## Do this
Print all records exactly, leaving nothing out.

## Records shown
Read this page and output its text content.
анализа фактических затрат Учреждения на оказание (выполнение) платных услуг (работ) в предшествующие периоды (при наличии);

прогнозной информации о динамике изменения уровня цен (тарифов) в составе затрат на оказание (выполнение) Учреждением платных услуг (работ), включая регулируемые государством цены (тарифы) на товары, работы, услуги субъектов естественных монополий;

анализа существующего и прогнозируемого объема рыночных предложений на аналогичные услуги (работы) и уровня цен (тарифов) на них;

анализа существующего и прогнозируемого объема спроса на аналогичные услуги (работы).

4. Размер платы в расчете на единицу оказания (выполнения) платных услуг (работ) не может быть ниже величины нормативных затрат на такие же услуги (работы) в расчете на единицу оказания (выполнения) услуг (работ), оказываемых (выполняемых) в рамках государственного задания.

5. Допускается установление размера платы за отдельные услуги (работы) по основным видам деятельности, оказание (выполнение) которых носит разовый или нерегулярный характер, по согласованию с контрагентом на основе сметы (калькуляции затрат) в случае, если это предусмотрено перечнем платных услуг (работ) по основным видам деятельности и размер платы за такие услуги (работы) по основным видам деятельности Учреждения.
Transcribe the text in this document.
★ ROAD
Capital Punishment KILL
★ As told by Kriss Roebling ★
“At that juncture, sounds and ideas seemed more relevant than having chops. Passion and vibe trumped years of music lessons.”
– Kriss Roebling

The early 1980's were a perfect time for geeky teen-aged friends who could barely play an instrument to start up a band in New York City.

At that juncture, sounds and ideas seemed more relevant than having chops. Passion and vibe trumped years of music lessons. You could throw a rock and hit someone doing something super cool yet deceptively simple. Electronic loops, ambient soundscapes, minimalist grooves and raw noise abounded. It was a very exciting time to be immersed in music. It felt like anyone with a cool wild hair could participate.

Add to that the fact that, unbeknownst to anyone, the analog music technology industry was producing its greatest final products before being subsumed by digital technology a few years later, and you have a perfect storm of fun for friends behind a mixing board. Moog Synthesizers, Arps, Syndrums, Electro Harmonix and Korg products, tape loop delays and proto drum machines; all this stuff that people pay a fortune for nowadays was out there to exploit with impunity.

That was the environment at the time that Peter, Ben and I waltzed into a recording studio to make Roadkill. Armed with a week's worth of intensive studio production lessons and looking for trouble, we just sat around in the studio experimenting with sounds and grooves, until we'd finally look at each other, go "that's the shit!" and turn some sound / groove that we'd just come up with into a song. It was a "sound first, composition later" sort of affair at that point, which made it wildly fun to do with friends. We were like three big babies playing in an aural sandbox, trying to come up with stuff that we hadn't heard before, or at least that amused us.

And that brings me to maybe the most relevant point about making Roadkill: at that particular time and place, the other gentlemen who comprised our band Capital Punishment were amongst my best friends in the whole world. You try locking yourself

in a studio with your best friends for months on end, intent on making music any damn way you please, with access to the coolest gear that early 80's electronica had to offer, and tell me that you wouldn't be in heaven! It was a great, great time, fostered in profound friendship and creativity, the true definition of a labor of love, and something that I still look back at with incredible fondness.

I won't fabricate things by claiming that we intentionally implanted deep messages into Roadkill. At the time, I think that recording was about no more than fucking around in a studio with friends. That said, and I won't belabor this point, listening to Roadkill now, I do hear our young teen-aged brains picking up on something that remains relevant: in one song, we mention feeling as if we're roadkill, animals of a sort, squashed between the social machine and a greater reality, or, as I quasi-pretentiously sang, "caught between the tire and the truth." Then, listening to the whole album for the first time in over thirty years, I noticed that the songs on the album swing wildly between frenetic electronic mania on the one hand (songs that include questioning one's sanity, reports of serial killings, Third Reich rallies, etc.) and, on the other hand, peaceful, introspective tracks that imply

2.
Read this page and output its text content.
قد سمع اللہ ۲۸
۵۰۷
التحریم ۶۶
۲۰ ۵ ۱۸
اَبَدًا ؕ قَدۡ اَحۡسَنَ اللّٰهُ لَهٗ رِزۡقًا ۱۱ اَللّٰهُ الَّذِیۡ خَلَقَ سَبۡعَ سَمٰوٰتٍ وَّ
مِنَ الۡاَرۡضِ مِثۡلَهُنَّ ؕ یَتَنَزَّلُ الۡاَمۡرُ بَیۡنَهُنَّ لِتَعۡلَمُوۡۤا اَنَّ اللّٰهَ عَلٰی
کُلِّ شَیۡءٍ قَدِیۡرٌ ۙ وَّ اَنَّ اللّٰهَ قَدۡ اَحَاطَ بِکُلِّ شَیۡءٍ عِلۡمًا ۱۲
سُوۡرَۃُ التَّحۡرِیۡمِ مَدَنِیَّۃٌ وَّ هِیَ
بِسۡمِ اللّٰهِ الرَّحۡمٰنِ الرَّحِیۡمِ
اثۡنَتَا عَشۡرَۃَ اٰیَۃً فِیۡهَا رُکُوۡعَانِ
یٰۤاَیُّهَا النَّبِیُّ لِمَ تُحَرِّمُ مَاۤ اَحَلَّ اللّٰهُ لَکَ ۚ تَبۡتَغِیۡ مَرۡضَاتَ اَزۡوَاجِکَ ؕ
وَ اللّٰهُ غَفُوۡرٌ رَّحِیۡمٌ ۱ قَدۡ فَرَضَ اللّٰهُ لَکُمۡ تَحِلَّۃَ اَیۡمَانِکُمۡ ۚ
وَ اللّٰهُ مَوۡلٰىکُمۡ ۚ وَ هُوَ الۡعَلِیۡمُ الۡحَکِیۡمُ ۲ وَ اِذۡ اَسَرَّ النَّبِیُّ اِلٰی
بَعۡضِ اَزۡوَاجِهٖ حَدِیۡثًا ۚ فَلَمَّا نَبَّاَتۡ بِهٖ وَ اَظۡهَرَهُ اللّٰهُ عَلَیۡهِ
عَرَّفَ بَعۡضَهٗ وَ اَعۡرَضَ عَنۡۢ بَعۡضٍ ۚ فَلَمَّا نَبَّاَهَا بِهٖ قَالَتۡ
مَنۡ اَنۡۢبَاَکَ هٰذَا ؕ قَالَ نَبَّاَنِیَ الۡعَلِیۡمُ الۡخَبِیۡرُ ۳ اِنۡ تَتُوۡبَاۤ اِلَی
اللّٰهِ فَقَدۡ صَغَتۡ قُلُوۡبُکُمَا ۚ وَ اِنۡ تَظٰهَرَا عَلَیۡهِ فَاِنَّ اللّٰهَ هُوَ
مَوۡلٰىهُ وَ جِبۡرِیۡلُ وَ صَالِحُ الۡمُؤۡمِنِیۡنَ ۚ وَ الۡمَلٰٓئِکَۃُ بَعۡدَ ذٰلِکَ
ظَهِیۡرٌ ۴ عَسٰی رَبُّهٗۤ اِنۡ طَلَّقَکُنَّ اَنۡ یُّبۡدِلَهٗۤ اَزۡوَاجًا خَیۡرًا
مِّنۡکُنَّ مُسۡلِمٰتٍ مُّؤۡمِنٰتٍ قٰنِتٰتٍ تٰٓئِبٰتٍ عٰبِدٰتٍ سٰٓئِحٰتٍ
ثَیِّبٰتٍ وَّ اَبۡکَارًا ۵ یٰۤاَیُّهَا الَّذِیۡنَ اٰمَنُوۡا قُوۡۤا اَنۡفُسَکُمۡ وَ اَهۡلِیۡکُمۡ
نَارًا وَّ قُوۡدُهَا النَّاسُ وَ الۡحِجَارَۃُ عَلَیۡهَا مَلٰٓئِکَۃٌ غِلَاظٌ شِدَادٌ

## Exercise solution
Read this page and output its text content.
анализа фактических затрат Учреждения на оказание (выполнение) платных услуг (работ) в предшествующие периоды (при наличии);

прогнозной информации о динамике изменения уровня цен (тарифов) в составе затрат на оказание (выполнение) Учреждением платных услуг (работ), включая регулируемые государством цены (тарифы) на товары, работы, услуги субъектов естественных монополий;

анализа существующего и прогнозируемого объема рыночных предложений на аналогичные услуги (работы) и уровня цен (тарифов) на них;

анализа существующего и прогнозируемого объема спроса на аналогичные услуги (работы).

4. Размер платы в расчете на единицу оказания (выполнения) платных услуг (работ) не может быть ниже величины нормативных затрат на такие же услуги (работы) в расчете на единицу оказания (выполнения) услуг (работ), оказываемых (выполняемых) в рамках государственного задания.

5. Допускается установление размера платы за отдельные услуги (работы) по основным видам деятельности, оказание (выполнение) которых носит разовый или нерегулярный характер, по согласованию с контрагентом на основе сметы (калькуляции затрат) в случае, если это предусмотрено перечнем платных услуг (работ) по основным видам деятельности и размер платы за такие услуги (работы) по основным видам деятельности Учреждения.
Transcribe the text in this document.
★ ROAD
Capital Punishment KILL
★ As told by Kriss Roebling ★
“At that juncture, sounds and ideas seemed more relevant than having chops. Passion and vibe trumped years of music lessons.”
– Kriss Roebling

The early 1980's were a perfect time for geeky teen-aged friends who could barely play an instrument to start up a band in New York City.

At that juncture, sounds and ideas seemed more relevant than having chops. Passion and vibe trumped years of music lessons. You could throw a rock and hit someone doing something super cool yet deceptively simple. Electronic loops, ambient soundscapes, minimalist grooves and raw noise abounded. It was a very exciting time to be immersed in music. It felt like anyone with a cool wild hair could participate.

Add to that the fact that, unbeknownst to anyone, the analog music technology industry was producing its greatest final products before being subsumed by digital technology a few years later, and you have a perfect storm of fun for friends behind a mixing board. Moog Synthesizers, Arps, Syndrums, Electro Harmonix and Korg products, tape loop delays and proto drum machines; all this stuff that people pay a fortune for nowadays was out there to exploit with impunity.

That was the environment at the time that Peter, Ben and I waltzed into a recording studio to make Roadkill. Armed with a week's worth of intensive studio production lessons and looking for trouble, we just sat around in the studio experimenting with sounds and grooves, until we'd finally look at each other, go "that's the shit!" and turn some sound / groove that we'd just come up with into a song. It was a "sound first, composition later" sort of affair at that point, which made it wildly fun to do with friends. We were like three big babies playing in an aural sandbox, trying to come up with stuff that we hadn't heard before, or at least that amused us.

And that brings me to maybe the most relevant point about making Roadkill: at that particular time and place, the other gentlemen who comprised our band Capital Punishment were amongst my best friends in the whole world. You try locking yourself

in a studio with your best friends for months on end, intent on making music any damn way you please, with access to the coolest gear that early 80's electronica had to offer, and tell me that you wouldn't be in heaven! It was a great, great time, fostered in profound friendship and creativity, the true definition of a labor of love, and something that I still look back at with incredible fondness.

I won't fabricate things by claiming that we intentionally implanted deep messages into Roadkill. At the time, I think that recording was about no more than fucking around in a studio with friends. That said, and I won't belabor this point, listening to Roadkill now, I do hear our young teen-aged brains picking up on something that remains relevant: in one song, we mention feeling as if we're roadkill, animals of a sort, squashed between the social machine and a greater reality, or, as I quasi-pretentiously sang, "caught between the tire and the truth." Then, listening to the whole album for the first time in over thirty years, I noticed that the songs on the album swing wildly between frenetic electronic mania on the one hand (songs that include questioning one's sanity, reports of serial killings, Third Reich rallies, etc.) and, on the other hand, peaceful, introspective tracks that imply

2.
Read this page and output its text content.
قد سمع اللہ ۲۸
۵۰۷
التحریم ۶۶
۲۰ ۵ ۱۸
اَبَدًا ؕ قَدۡ اَحۡسَنَ اللّٰهُ لَهٗ رِزۡقًا ۱۱ اَللّٰهُ الَّذِیۡ خَلَقَ سَبۡعَ سَمٰوٰتٍ وَّ
مِنَ الۡاَرۡضِ مِثۡلَهُنَّ ؕ یَتَنَزَّلُ الۡاَمۡرُ بَیۡنَهُنَّ لِتَعۡلَمُوۡۤا اَنَّ اللّٰهَ عَلٰی
کُلِّ شَیۡءٍ قَدِیۡرٌ ۙ وَّ اَنَّ اللّٰهَ قَدۡ اَحَاطَ بِکُلِّ شَیۡءٍ عِلۡمًا ۱۲
سُوۡرَۃُ التَّحۡرِیۡمِ مَدَنِیَّۃٌ وَّ هِیَ
بِسۡمِ اللّٰهِ الرَّحۡمٰنِ الرَّحِیۡمِ
اثۡنَتَا عَشۡرَۃَ اٰیَۃً فِیۡهَا رُکُوۡعَانِ
یٰۤاَیُّهَا النَّبِیُّ لِمَ تُحَرِّمُ مَاۤ اَحَلَّ اللّٰهُ لَکَ ۚ تَبۡتَغِیۡ مَرۡضَاتَ اَزۡوَاجِکَ ؕ
وَ اللّٰهُ غَفُوۡرٌ رَّحِیۡمٌ ۱ قَدۡ فَرَضَ اللّٰهُ لَکُمۡ تَحِلَّۃَ اَیۡمَانِکُمۡ ۚ
وَ اللّٰهُ مَوۡلٰىکُمۡ ۚ وَ هُوَ الۡعَلِیۡمُ الۡحَکِیۡمُ ۲ وَ اِذۡ اَسَرَّ النَّبِیُّ اِلٰی
بَعۡضِ اَزۡوَاجِهٖ حَدِیۡثًا ۚ فَلَمَّا نَبَّاَتۡ بِهٖ وَ اَظۡهَرَهُ اللّٰهُ عَلَیۡهِ
عَرَّفَ بَعۡضَهٗ وَ اَعۡرَضَ عَنۡۢ بَعۡضٍ ۚ فَلَمَّا نَبَّاَهَا بِهٖ قَالَتۡ
مَنۡ اَنۡۢبَاَکَ هٰذَا ؕ قَالَ نَبَّاَنِیَ الۡعَلِیۡمُ الۡخَبِیۡرُ ۳ اِنۡ تَتُوۡبَاۤ اِلَی
اللّٰهِ فَقَدۡ صَغَتۡ قُلُوۡبُکُمَا ۚ وَ اِنۡ تَظٰهَرَا عَلَیۡهِ فَاِنَّ اللّٰهَ هُوَ
مَوۡلٰىهُ وَ جِبۡرِیۡلُ وَ صَالِحُ الۡمُؤۡمِنِیۡنَ ۚ وَ الۡمَلٰٓئِکَۃُ بَعۡدَ ذٰلِکَ
ظَهِیۡرٌ ۴ عَسٰی رَبُّهٗۤ اِنۡ طَلَّقَکُنَّ اَنۡ یُّبۡدِلَهٗۤ اَزۡوَاجًا خَیۡرًا
مِّنۡکُنَّ مُسۡلِمٰتٍ مُّؤۡمِنٰتٍ قٰنِتٰتٍ تٰٓئِبٰتٍ عٰبِدٰتٍ سٰٓئِحٰتٍ
ثَیِّبٰتٍ وَّ اَبۡکَارًا ۵ یٰۤاَیُّهَا الَّذِیۡنَ اٰمَنُوۡا قُوۡۤا اَنۡفُسَکُمۡ وَ اَهۡلِیۡکُمۡ
نَارًا وَّ قُوۡدُهَا النَّاسُ وَ الۡحِجَارَۃُ عَلَیۡهَا مَلٰٓئِکَۃٌ غِلَاظٌ شِدَادٌ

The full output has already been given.